**Task prompt**
Every line below that contains "ПОСЛЕ" is to be copied.

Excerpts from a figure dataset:
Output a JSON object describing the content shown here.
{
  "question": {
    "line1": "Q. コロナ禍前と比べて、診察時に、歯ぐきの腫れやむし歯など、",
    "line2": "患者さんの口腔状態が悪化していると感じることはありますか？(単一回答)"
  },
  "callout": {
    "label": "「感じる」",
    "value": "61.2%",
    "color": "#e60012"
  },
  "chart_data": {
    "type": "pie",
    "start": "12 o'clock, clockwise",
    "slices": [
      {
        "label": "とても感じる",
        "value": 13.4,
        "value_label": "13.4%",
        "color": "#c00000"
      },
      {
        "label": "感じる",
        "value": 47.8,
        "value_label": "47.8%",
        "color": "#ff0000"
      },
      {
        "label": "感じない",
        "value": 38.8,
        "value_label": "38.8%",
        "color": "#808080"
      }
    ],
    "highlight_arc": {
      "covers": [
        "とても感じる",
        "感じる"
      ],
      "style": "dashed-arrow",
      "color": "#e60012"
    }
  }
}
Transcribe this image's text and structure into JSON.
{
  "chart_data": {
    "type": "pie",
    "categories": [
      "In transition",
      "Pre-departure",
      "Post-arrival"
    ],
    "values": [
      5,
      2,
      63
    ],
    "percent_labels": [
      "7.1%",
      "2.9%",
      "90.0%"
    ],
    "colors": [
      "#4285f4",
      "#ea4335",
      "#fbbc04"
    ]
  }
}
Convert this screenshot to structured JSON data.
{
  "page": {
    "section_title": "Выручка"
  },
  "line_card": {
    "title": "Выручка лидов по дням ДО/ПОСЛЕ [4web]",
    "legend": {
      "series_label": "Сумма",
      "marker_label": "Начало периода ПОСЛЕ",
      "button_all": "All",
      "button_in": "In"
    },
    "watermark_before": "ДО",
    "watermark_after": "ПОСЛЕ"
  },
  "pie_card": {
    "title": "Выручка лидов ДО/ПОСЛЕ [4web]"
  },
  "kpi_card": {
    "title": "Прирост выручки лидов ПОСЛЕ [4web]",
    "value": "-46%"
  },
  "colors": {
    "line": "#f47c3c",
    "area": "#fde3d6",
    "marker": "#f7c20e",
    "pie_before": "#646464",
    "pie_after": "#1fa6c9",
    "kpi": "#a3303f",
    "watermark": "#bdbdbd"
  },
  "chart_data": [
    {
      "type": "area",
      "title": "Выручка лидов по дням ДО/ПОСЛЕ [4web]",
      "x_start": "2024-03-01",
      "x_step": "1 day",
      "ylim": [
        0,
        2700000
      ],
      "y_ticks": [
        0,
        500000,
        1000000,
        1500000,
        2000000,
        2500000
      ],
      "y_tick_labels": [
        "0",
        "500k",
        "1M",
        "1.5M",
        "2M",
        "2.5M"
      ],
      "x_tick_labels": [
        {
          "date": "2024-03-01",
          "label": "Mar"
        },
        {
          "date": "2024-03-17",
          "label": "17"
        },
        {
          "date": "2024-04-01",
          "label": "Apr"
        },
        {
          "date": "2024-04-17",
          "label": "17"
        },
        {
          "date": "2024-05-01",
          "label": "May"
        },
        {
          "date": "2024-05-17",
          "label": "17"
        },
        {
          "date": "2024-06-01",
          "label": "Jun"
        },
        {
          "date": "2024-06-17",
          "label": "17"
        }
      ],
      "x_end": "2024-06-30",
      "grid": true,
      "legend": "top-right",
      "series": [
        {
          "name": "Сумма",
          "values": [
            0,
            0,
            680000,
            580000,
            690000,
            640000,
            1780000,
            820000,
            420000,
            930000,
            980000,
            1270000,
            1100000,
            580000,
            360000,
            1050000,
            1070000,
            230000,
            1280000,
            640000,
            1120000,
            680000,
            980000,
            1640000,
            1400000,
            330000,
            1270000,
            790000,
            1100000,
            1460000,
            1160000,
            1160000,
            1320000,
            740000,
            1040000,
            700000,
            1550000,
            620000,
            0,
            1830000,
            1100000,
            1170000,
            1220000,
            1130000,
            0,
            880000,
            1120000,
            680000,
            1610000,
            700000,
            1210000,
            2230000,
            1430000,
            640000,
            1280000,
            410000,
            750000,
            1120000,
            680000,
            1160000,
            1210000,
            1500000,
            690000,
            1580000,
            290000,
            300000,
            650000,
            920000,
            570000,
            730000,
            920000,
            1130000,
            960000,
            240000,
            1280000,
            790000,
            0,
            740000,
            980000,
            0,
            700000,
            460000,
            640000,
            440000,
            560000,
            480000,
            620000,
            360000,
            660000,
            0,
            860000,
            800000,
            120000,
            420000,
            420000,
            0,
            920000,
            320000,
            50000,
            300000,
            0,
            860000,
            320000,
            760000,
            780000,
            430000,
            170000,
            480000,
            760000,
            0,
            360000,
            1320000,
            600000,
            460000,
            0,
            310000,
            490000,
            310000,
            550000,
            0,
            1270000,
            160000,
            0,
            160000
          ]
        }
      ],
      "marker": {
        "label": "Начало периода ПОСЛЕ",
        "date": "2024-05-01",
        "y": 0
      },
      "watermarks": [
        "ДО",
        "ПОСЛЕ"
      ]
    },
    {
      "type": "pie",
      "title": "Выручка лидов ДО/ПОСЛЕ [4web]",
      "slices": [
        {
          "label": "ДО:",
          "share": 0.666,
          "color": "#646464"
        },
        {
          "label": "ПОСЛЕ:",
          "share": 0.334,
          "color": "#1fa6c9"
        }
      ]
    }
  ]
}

**Solution to the problem**
    "title": "Выручка лидов по дням ДО/ПОСЛЕ [4web]",
      "marker_label": "Начало периода ПОСЛЕ",
    "watermark_after": "ПОСЛЕ"
    "title": "Выручка лидов ДО/ПОСЛЕ [4web]"
    "title": "Прирост выручки лидов ПОСЛЕ [4web]",
      "title": "Выручка лидов по дням ДО/ПОСЛЕ [4web]",
        "label": "Начало периода ПОСЛЕ",
        "ПОСЛЕ"
      "title": "Выручка лидов ДО/ПОСЛЕ [4web]",
          "label": "ПОСЛЕ:",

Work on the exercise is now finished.